===== INPUT FOR THIS TASK

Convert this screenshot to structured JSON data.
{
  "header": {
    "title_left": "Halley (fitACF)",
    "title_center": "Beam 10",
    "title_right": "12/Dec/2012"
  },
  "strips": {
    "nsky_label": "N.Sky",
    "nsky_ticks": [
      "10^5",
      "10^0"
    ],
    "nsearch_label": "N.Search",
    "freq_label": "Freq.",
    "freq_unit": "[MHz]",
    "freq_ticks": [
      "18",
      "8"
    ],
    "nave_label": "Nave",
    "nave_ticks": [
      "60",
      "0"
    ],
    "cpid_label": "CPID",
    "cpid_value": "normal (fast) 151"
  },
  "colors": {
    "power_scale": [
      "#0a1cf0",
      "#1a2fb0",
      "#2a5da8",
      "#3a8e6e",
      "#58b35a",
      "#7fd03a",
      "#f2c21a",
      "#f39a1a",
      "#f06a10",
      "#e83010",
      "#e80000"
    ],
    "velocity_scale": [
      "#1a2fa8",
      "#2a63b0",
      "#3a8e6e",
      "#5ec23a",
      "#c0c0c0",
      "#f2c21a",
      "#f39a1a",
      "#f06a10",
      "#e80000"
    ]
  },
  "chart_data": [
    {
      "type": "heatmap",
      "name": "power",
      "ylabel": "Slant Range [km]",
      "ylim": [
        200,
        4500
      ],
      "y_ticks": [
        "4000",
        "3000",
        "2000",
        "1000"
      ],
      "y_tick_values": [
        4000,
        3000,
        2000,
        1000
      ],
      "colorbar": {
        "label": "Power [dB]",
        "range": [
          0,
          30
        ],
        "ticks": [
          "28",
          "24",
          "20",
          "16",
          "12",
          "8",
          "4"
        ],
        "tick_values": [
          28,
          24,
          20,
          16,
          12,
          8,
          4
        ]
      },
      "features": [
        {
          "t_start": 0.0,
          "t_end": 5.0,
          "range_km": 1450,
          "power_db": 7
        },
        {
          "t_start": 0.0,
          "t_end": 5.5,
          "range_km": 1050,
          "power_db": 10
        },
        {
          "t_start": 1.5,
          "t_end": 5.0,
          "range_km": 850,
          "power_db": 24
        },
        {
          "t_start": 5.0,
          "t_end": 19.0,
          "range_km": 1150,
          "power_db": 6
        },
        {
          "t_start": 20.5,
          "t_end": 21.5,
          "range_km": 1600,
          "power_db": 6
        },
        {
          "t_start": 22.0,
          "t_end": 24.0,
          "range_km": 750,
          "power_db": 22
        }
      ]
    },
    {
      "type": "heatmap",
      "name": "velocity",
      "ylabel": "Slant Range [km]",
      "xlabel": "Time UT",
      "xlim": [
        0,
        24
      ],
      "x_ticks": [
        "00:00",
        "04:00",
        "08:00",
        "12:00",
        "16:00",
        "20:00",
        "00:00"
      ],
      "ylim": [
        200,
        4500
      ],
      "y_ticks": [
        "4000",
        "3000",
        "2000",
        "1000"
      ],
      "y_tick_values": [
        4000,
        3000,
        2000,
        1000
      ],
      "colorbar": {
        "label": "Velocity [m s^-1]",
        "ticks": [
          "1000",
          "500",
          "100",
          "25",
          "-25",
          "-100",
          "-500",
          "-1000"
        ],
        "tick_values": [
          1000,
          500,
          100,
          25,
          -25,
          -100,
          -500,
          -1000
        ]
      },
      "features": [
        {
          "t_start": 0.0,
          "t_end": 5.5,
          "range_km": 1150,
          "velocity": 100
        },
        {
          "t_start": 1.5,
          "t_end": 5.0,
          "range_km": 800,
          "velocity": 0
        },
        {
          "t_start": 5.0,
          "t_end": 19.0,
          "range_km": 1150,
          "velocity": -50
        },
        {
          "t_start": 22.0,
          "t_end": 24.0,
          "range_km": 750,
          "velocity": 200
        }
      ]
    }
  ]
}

==========

**AIM OF THE TASK**
Extract, word for word, each line of the listing above.

**WRITTEN SOLUTION**
Convert this screenshot to structured JSON data.
{
  "header": {
    "title_left": "Halley (fitACF)",
    "title_center": "Beam 10",
    "title_right": "12/Dec/2012"
  },
  "strips": {
    "nsky_label": "N.Sky",
    "nsky_ticks": [
      "10^5",
      "10^0"
    ],
    "nsearch_label": "N.Search",
    "freq_label": "Freq.",
    "freq_unit": "[MHz]",
    "freq_ticks": [
      "18",
      "8"
    ],
    "nave_label": "Nave",
    "nave_ticks": [
      "60",
      "0"
    ],
    "cpid_label": "CPID",
    "cpid_value": "normal (fast) 151"
  },
  "colors": {
    "power_scale": [
      "#0a1cf0",
      "#1a2fb0",
      "#2a5da8",
      "#3a8e6e",
      "#58b35a",
      "#7fd03a",
      "#f2c21a",
      "#f39a1a",
      "#f06a10",
      "#e83010",
      "#e80000"
    ],
    "velocity_scale": [
      "#1a2fa8",
      "#2a63b0",
      "#3a8e6e",
      "#5ec23a",
      "#c0c0c0",
      "#f2c21a",
      "#f39a1a",
      "#f06a10",
      "#e80000"
    ]
  },
  "chart_data": [
    {
      "type": "heatmap",
      "name": "power",
      "ylabel": "Slant Range [km]",
      "ylim": [
        200,
        4500
      ],
      "y_ticks": [
        "4000",
        "3000",
        "2000",
        "1000"
      ],
      "y_tick_values": [
        4000,
        3000,
        2000,
        1000
      ],
      "colorbar": {
        "label": "Power [dB]",
        "range": [
          0,
          30
        ],
        "ticks": [
          "28",
          "24",
          "20",
          "16",
          "12",
          "8",
          "4"
        ],
        "tick_values": [
          28,
          24,
          20,
          16,
          12,
          8,
          4
        ]
      },
      "features": [
        {
          "t_start": 0.0,
          "t_end": 5.0,
          "range_km": 1450,
          "power_db": 7
        },
        {
          "t_start": 0.0,
          "t_end": 5.5,
          "range_km": 1050,
          "power_db": 10
        },
        {
          "t_start": 1.5,
          "t_end": 5.0,
          "range_km": 850,
          "power_db": 24
        },
        {
          "t_start": 5.0,
          "t_end": 19.0,
          "range_km": 1150,
          "power_db": 6
        },
        {
          "t_start": 20.5,
          "t_end": 21.5,
          "range_km": 1600,
          "power_db": 6
        },
        {
          "t_start": 22.0,
          "t_end": 24.0,
          "range_km": 750,
          "power_db": 22
        }
      ]
    },
    {
      "type": "heatmap",
      "name": "velocity",
      "ylabel": "Slant Range [km]",
      "xlabel": "Time UT",
      "xlim": [
        0,
        24
      ],
      "x_ticks": [
        "00:00",
        "04:00",
        "08:00",
        "12:00",
        "16:00",
        "20:00",
        "00:00"
      ],
      "ylim": [
        200,
        4500
      ],
      "y_ticks": [
        "4000",
        "3000",
        "2000",
        "1000"
      ],
      "y_tick_values": [
        4000,
        3000,
        2000,
        1000
      ],
      "colorbar": {
        "label": "Velocity [m s^-1]",
        "ticks": [
          "1000",
          "500",
          "100",
          "25",
          "-25",
          "-100",
          "-500",
          "-1000"
        ],
        "tick_values": [
          1000,
          500,
          100,
          25,
          -25,
          -100,
          -500,
          -1000
        ]
      },
      "features": [
        {
          "t_start": 0.0,
          "t_end": 5.5,
          "range_km": 1150,
          "velocity": 100
        },
        {
          "t_start": 1.5,
          "t_end": 5.0,
          "range_km": 800,
          "velocity": 0
        },
        {
          "t_start": 5.0,
          "t_end": 19.0,
          "range_km": 1150,
          "velocity": -50
        },
        {
          "t_start": 22.0,
          "t_end": 24.0,
          "range_km": 750,
          "velocity": 200
        }
      ]
    }
  ]
}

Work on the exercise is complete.